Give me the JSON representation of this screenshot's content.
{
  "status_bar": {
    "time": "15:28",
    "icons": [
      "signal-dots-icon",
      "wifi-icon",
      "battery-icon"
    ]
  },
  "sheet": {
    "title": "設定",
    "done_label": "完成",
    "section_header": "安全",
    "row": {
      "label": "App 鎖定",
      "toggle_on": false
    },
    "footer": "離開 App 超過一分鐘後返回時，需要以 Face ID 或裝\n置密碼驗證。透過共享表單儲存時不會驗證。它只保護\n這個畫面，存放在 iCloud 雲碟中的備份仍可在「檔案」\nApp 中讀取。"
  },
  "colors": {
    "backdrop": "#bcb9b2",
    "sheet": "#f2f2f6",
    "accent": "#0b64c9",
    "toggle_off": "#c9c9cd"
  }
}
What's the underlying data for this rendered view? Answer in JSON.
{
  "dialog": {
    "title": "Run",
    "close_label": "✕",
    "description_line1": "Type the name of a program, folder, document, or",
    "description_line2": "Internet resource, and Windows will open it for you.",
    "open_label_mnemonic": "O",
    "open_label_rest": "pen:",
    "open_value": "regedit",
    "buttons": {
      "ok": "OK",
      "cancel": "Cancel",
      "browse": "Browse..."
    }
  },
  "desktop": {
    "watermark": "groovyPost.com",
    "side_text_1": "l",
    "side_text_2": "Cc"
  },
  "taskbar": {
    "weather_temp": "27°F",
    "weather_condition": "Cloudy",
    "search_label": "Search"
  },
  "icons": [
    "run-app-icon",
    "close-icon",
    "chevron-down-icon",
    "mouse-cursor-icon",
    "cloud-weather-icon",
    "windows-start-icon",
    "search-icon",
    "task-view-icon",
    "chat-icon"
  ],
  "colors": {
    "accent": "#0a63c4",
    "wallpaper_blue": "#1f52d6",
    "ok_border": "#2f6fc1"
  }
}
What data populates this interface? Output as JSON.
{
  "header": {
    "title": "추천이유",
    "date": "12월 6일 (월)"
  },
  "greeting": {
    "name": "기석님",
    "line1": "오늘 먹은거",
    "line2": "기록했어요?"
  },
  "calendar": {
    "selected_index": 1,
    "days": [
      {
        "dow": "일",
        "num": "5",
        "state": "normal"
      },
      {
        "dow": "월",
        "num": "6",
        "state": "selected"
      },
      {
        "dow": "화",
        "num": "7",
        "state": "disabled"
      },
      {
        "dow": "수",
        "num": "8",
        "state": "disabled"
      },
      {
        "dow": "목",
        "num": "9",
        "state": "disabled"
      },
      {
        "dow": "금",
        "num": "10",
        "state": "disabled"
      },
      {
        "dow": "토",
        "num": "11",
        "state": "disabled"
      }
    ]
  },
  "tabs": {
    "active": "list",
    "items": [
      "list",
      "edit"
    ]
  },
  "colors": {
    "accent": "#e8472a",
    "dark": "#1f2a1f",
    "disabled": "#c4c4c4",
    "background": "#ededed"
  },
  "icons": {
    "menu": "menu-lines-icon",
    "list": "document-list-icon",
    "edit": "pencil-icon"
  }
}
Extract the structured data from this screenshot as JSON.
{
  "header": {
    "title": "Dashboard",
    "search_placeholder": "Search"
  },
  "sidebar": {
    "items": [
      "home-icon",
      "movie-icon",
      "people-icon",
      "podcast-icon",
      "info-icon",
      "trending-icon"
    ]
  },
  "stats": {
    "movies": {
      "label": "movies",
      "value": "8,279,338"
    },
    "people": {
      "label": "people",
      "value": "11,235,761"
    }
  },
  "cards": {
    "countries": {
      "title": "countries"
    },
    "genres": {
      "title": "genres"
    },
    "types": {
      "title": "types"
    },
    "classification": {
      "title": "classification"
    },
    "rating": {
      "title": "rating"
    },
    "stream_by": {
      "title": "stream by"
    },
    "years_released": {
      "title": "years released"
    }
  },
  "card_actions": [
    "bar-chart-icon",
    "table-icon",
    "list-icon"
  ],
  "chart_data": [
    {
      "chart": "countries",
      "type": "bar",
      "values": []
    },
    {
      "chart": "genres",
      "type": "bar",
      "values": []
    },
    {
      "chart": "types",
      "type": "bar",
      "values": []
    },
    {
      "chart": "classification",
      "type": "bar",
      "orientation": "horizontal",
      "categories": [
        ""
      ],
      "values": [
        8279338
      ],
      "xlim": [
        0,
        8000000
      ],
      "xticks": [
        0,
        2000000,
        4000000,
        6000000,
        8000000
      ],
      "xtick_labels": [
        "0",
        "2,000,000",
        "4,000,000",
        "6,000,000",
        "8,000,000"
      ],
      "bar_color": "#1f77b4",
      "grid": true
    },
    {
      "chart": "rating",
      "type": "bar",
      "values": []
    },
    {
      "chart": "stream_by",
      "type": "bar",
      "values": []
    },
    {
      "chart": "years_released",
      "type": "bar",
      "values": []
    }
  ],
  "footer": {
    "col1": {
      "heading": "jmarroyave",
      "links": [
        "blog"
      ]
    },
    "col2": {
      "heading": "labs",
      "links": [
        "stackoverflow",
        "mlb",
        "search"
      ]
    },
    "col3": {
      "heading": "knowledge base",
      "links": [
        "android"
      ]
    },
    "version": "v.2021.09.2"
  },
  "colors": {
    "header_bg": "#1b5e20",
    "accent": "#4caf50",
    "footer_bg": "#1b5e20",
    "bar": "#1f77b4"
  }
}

**Stated exercise**. Only a number is wanted: how many lines of the material include the word "accent".

**Expected output**. 4